■ EXERCISE TASK: The entries below should be given again exactly, minus their pictures.

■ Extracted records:

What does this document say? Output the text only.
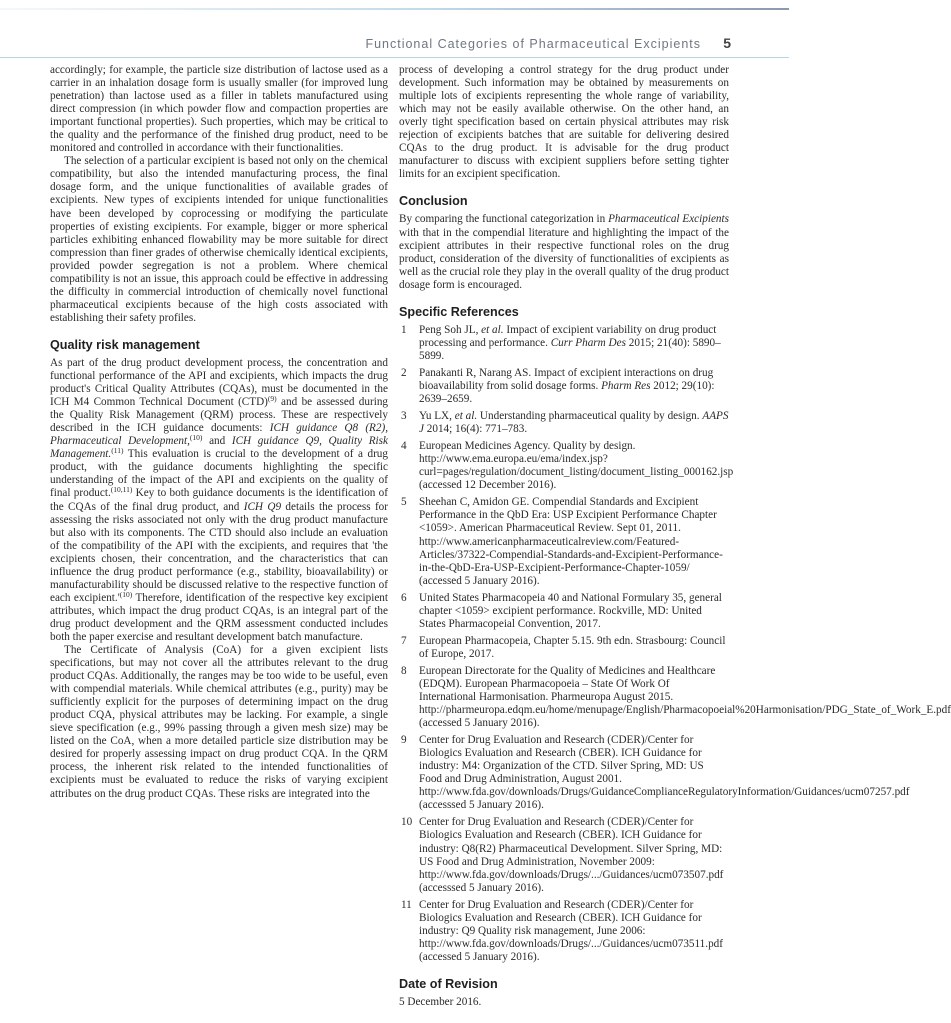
Functional Categories of Pharmaceutical Excipients 5

accordingly; for example, the particle size distribution of lactose used as a carrier in an inhalation dosage form is usually smaller (for improved lung penetration) than lactose used as a filler in tablets manufactured using direct compression (in which powder flow and compaction properties are important functional properties). Such properties, which may be critical to the quality and the performance of the finished drug product, need to be monitored and controlled in accordance with their functionalities.

The selection of a particular excipient is based not only on the chemical compatibility, but also the intended manufacturing process, the final dosage form, and the unique functionalities of available grades of excipients. New types of excipients intended for unique functionalities have been developed by coprocessing or modifying the particulate properties of existing excipients. For example, bigger or more spherical particles exhibiting enhanced flowability may be more suitable for direct compression than finer grades of otherwise chemically identical excipients, provided powder segregation is not a problem. Where chemical compatibility is not an issue, this approach could be effective in addressing the difficulty in commercial introduction of chemically novel functional pharmaceutical excipients because of the high costs associated with establishing their safety profiles.

Quality risk management

As part of the drug product development process, the concentration and functional performance of the API and excipients, which impacts the drug product's Critical Quality Attributes (CQAs), must be documented in the ICH M4 Common Technical Document (CTD)$^{(9)}$ and be assessed during the Quality Risk Management (QRM) process. These are respectively described in the ICH guidance documents: ICH guidance Q8 (R2), Pharmaceutical Development,$^{(10)}$ and ICH guidance Q9, Quality Risk Management.$^{(11)}$ This evaluation is crucial to the development of a drug product, with the guidance documents highlighting the specific understanding of the impact of the API and excipients on the quality of final product.$^{(10,11)}$ Key to both guidance documents is the identification of the CQAs of the final drug product, and ICH Q9 details the process for assessing the risks associated not only with the drug product manufacture but also with its components. The CTD should also include an evaluation of the compatibility of the API with the excipients, and requires that 'the excipients chosen, their concentration, and the characteristics that can influence the drug product performance (e.g., stability, bioavailability) or manufacturability should be discussed relative to the respective function of each $excipient.'^{(10)}$ Therefore, identification of the respective key excipient attributes, which impact the drug product CQAs, is an integral part of the drug product development and the QRM assessment conducted includes both the paper exercise and resultant development batch manufacture.

The Certificate of Analysis (CoA) for a given excipient lists specifications, but may not cover all the attributes relevant to the drug product CQAs. Additionally, the ranges may be too wide to be useful, even with compendial materials. While chemical attributes (e.g., purity) may be sufficiently explicit for the purposes of determining impact on the drug product CQA, physical attributes may be lacking. For example, a single sieve specification (e.g., 99% passing through a given mesh size) may be listed on the CoA, when a more detailed particle size distribution may be desired for properly assessing impact on drug product CQA. In the QRM process, the inherent risk related to the intended functionalities of excipients must be evaluated to reduce the risks of varying excipient attributes on the drug product CQAs. These risks are integrated into the

process of developing a control strategy for the drug product under development. Such information may be obtained by measurements on multiple lots of excipients representing the whole range of variability, which may not be easily available otherwise. On the other hand, an overly tight specification based on certain physical attributes may risk rejection of excipients batches that are suitable for delivering desired CQAs to the drug product. It is advisable for the drug product manufacturer to discuss with excipient suppliers before setting tighter limits for an excipient specification.

Conclusion

By comparing the functional categorization in Pharmaceutical Excipients with that in the compendial literature and highlighting the impact of the excipient attributes in their respective functional roles on the drug product, consideration of the diversity of functionalities of excipients as well as the crucial role they play in the overall quality of the drug product dosage form is encouraged.

Specific References
1 Peng Soh JL, et al. Impact of excipient variability on drug product processing and performance. Curr Pharm Des 2015; 21(40): 5890–5899.
2 Panakanti R, Narang AS. Impact of excipient interactions on drug bioavailability from solid dosage forms. Pharm Res 2012; 29(10): 2639–2659.
3 Yu LX, et al. Understanding pharmaceutical quality by design. AAPS J 2014; 16(4): 771–783.
4 European Medicines Agency. Quality by design. http://www.ema.europa.eu/ema/index.jsp?curl=pages/regulation/document_listing/document_listing_000162.jsp (accessed 12 December 2016).
5 Sheehan C, Amidon GE. Compendial Standards and Excipient Performance in the QbD Era: USP Excipient Performance Chapter <1059>. American Pharmaceutical Review. Sept 01, 2011. http://www.americanpharmaceuticalreview.com/Featured-Articles/37322-Compendial-Standards-and-Excipient-Performance-in-the-QbD-Era-USP-Excipient-Performance-Chapter-1059/ (accessed 5 January 2016).
6 United States Pharmacopeia 40 and National Formulary 35, general chapter <1059> excipient performance. Rockville, MD: United States Pharmacopeial Convention, 2017.
7 European Pharmacopeia, Chapter 5.15. 9th edn. Strasbourg: Council of Europe, 2017.
8 European Directorate for the Quality of Medicines and Healthcare (EDQM). European Pharmacopoeia – State Of Work Of International Harmonisation. Pharmeuropa August 2015. http://pharmeuropa.edqm.eu/home/menupage/English/Pharmacopoeial%20Harmonisation/PDG_State_of_Work_E.pdf (accessed 5 January 2016).
9 Center for Drug Evaluation and Research (CDER)/Center for Biologics Evaluation and Research (CBER). ICH Guidance for industry: M4: Organization of the CTD. Silver Spring, MD: US Food and Drug Administration, August 2001. http://www.fda.gov/downloads/Drugs/GuidanceComplianceRegulatoryInformation/Guidances/ucm07257.pdf (accesssed 5 January 2016).
10 Center for Drug Evaluation and Research (CDER)/Center for Biologics Evaluation and Research (CBER). ICH Guidance for industry: Q8(R2) Pharmaceutical Development. Silver Spring, MD: US Food and Drug Administration, November 2009: http://www.fda.gov/downloads/Drugs/.../Guidances/ucm073507.pdf (accesssed 5 January 2016).
11 Center for Drug Evaluation and Research (CDER)/Center for Biologics Evaluation and Research (CBER). ICH Guidance for industry: Q9 Quality risk management, June 2006: http://www.fda.gov/downloads/Drugs/.../Guidances/ucm073511.pdf (accessed 5 January 2016).
Date of Revision

5 December 2016.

■ RESULT FOR THIS TASK:
What does this document say? Output the text only.
Functional Categories of Pharmaceutical Excipients 5

accordingly; for example, the particle size distribution of lactose used as a carrier in an inhalation dosage form is usually smaller (for improved lung penetration) than lactose used as a filler in tablets manufactured using direct compression (in which powder flow and compaction properties are important functional properties). Such properties, which may be critical to the quality and the performance of the finished drug product, need to be monitored and controlled in accordance with their functionalities.

The selection of a particular excipient is based not only on the chemical compatibility, but also the intended manufacturing process, the final dosage form, and the unique functionalities of available grades of excipients. New types of excipients intended for unique functionalities have been developed by coprocessing or modifying the particulate properties of existing excipients. For example, bigger or more spherical particles exhibiting enhanced flowability may be more suitable for direct compression than finer grades of otherwise chemically identical excipients, provided powder segregation is not a problem. Where chemical compatibility is not an issue, this approach could be effective in addressing the difficulty in commercial introduction of chemically novel functional pharmaceutical excipients because of the high costs associated with establishing their safety profiles.

Quality risk management

As part of the drug product development process, the concentration and functional performance of the API and excipients, which impacts the drug product's Critical Quality Attributes (CQAs), must be documented in the ICH M4 Common Technical Document (CTD)$^{(9)}$ and be assessed during the Quality Risk Management (QRM) process. These are respectively described in the ICH guidance documents: ICH guidance Q8 (R2), Pharmaceutical Development,$^{(10)}$ and ICH guidance Q9, Quality Risk Management.$^{(11)}$ This evaluation is crucial to the development of a drug product, with the guidance documents highlighting the specific understanding of the impact of the API and excipients on the quality of final product.$^{(10,11)}$ Key to both guidance documents is the identification of the CQAs of the final drug product, and ICH Q9 details the process for assessing the risks associated not only with the drug product manufacture but also with its components. The CTD should also include an evaluation of the compatibility of the API with the excipients, and requires that 'the excipients chosen, their concentration, and the characteristics that can influence the drug product performance (e.g., stability, bioavailability) or manufacturability should be discussed relative to the respective function of each $excipient.'^{(10)}$ Therefore, identification of the respective key excipient attributes, which impact the drug product CQAs, is an integral part of the drug product development and the QRM assessment conducted includes both the paper exercise and resultant development batch manufacture.

The Certificate of Analysis (CoA) for a given excipient lists specifications, but may not cover all the attributes relevant to the drug product CQAs. Additionally, the ranges may be too wide to be useful, even with compendial materials. While chemical attributes (e.g., purity) may be sufficiently explicit for the purposes of determining impact on the drug product CQA, physical attributes may be lacking. For example, a single sieve specification (e.g., 99% passing through a given mesh size) may be listed on the CoA, when a more detailed particle size distribution may be desired for properly assessing impact on drug product CQA. In the QRM process, the inherent risk related to the intended functionalities of excipients must be evaluated to reduce the risks of varying excipient attributes on the drug product CQAs. These risks are integrated into the

process of developing a control strategy for the drug product under development. Such information may be obtained by measurements on multiple lots of excipients representing the whole range of variability, which may not be easily available otherwise. On the other hand, an overly tight specification based on certain physical attributes may risk rejection of excipients batches that are suitable for delivering desired CQAs to the drug product. It is advisable for the drug product manufacturer to discuss with excipient suppliers before setting tighter limits for an excipient specification.

Conclusion

By comparing the functional categorization in Pharmaceutical Excipients with that in the compendial literature and highlighting the impact of the excipient attributes in their respective functional roles on the drug product, consideration of the diversity of functionalities of excipients as well as the crucial role they play in the overall quality of the drug product dosage form is encouraged.

Specific References
1 Peng Soh JL, et al. Impact of excipient variability on drug product processing and performance. Curr Pharm Des 2015; 21(40): 5890–5899.
2 Panakanti R, Narang AS. Impact of excipient interactions on drug bioavailability from solid dosage forms. Pharm Res 2012; 29(10): 2639–2659.
3 Yu LX, et al. Understanding pharmaceutical quality by design. AAPS J 2014; 16(4): 771–783.
4 European Medicines Agency. Quality by design. http://www.ema.europa.eu/ema/index.jsp?curl=pages/regulation/document_listing/document_listing_000162.jsp (accessed 12 December 2016).
5 Sheehan C, Amidon GE. Compendial Standards and Excipient Performance in the QbD Era: USP Excipient Performance Chapter <1059>. American Pharmaceutical Review. Sept 01, 2011. http://www.americanpharmaceuticalreview.com/Featured-Articles/37322-Compendial-Standards-and-Excipient-Performance-in-the-QbD-Era-USP-Excipient-Performance-Chapter-1059/ (accessed 5 January 2016).
6 United States Pharmacopeia 40 and National Formulary 35, general chapter <1059> excipient performance. Rockville, MD: United States Pharmacopeial Convention, 2017.
7 European Pharmacopeia, Chapter 5.15. 9th edn. Strasbourg: Council of Europe, 2017.
8 European Directorate for the Quality of Medicines and Healthcare (EDQM). European Pharmacopoeia – State Of Work Of International Harmonisation. Pharmeuropa August 2015. http://pharmeuropa.edqm.eu/home/menupage/English/Pharmacopoeial%20Harmonisation/PDG_State_of_Work_E.pdf (accessed 5 January 2016).
9 Center for Drug Evaluation and Research (CDER)/Center for Biologics Evaluation and Research (CBER). ICH Guidance for industry: M4: Organization of the CTD. Silver Spring, MD: US Food and Drug Administration, August 2001. http://www.fda.gov/downloads/Drugs/GuidanceComplianceRegulatoryInformation/Guidances/ucm07257.pdf (accesssed 5 January 2016).
10 Center for Drug Evaluation and Research (CDER)/Center for Biologics Evaluation and Research (CBER). ICH Guidance for industry: Q8(R2) Pharmaceutical Development. Silver Spring, MD: US Food and Drug Administration, November 2009: http://www.fda.gov/downloads/Drugs/.../Guidances/ucm073507.pdf (accesssed 5 January 2016).
11 Center for Drug Evaluation and Research (CDER)/Center for Biologics Evaluation and Research (CBER). ICH Guidance for industry: Q9 Quality risk management, June 2006: http://www.fda.gov/downloads/Drugs/.../Guidances/ucm073511.pdf (accessed 5 January 2016).
Date of Revision

5 December 2016.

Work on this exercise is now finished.